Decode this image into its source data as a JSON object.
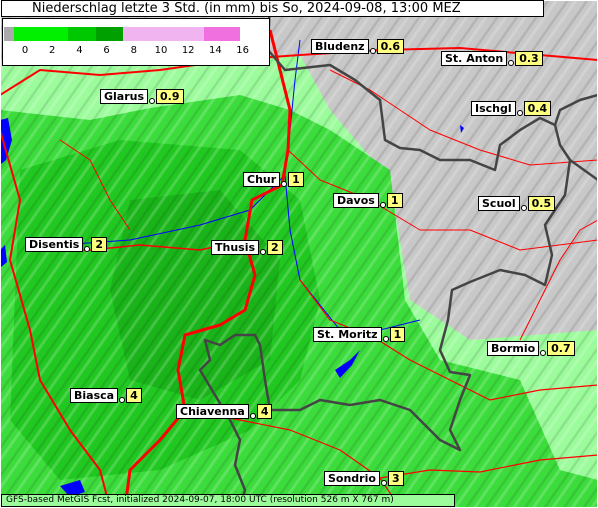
{
  "title": "Niederschlag letzte 3 Std. (in mm) bis So, 2024-09-08, 13:00 MEZ",
  "legend": {
    "ticks": [
      "0",
      "2",
      "4",
      "6",
      "8",
      "10",
      "12",
      "14",
      "16"
    ],
    "colors": [
      "#aaaaaa",
      "#00f000",
      "#00c800",
      "#00a000",
      "#f0b4f0",
      "#f070e0"
    ]
  },
  "cities": [
    {
      "name": "Bludenz",
      "value": "0.6"
    },
    {
      "name": "St. Anton",
      "value": "0.3"
    },
    {
      "name": "Glarus",
      "value": "0.9"
    },
    {
      "name": "Ischgl",
      "value": "0.4"
    },
    {
      "name": "Chur",
      "value": "1"
    },
    {
      "name": "Davos",
      "value": "1"
    },
    {
      "name": "Scuol",
      "value": "0.5"
    },
    {
      "name": "Disentis",
      "value": "2"
    },
    {
      "name": "Thusis",
      "value": "2"
    },
    {
      "name": "St. Moritz",
      "value": "1"
    },
    {
      "name": "Bormio",
      "value": "0.7"
    },
    {
      "name": "Biasca",
      "value": "4"
    },
    {
      "name": "Chiavenna",
      "value": "4"
    },
    {
      "name": "Sondrio",
      "value": "3"
    }
  ],
  "footer": "GFS-based MetGIS Fcst, initialized 2024-09-07, 18:00 UTC  (resolution 526 m X 767 m)",
  "colors": {
    "land": "#c8c8c8",
    "precip_light": "#9cfc9c",
    "precip_mid": "#3cdc3c",
    "road": "#ff0000",
    "border": "#444444",
    "lake": "#0000ff",
    "value_box": "#ffff80"
  }
}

◇ ◇ ◇ ◇ ◇

__SHORT TASK__. Transcribe every line in the entries above, taking out only the images.

__FINAL ANSWER__.
Decode this image into its source data as a JSON object.
{
  "title": "Niederschlag letzte 3 Std. (in mm) bis So, 2024-09-08, 13:00 MEZ",
  "legend": {
    "ticks": [
      "0",
      "2",
      "4",
      "6",
      "8",
      "10",
      "12",
      "14",
      "16"
    ],
    "colors": [
      "#aaaaaa",
      "#00f000",
      "#00c800",
      "#00a000",
      "#f0b4f0",
      "#f070e0"
    ]
  },
  "cities": [
    {
      "name": "Bludenz",
      "value": "0.6"
    },
    {
      "name": "St. Anton",
      "value": "0.3"
    },
    {
      "name": "Glarus",
      "value": "0.9"
    },
    {
      "name": "Ischgl",
      "value": "0.4"
    },
    {
      "name": "Chur",
      "value": "1"
    },
    {
      "name": "Davos",
      "value": "1"
    },
    {
      "name": "Scuol",
      "value": "0.5"
    },
    {
      "name": "Disentis",
      "value": "2"
    },
    {
      "name": "Thusis",
      "value": "2"
    },
    {
      "name": "St. Moritz",
      "value": "1"
    },
    {
      "name": "Bormio",
      "value": "0.7"
    },
    {
      "name": "Biasca",
      "value": "4"
    },
    {
      "name": "Chiavenna",
      "value": "4"
    },
    {
      "name": "Sondrio",
      "value": "3"
    }
  ],
  "footer": "GFS-based MetGIS Fcst, initialized 2024-09-07, 18:00 UTC  (resolution 526 m X 767 m)",
  "colors": {
    "land": "#c8c8c8",
    "precip_light": "#9cfc9c",
    "precip_mid": "#3cdc3c",
    "road": "#ff0000",
    "border": "#444444",
    "lake": "#0000ff",
    "value_box": "#ffff80"
  }
}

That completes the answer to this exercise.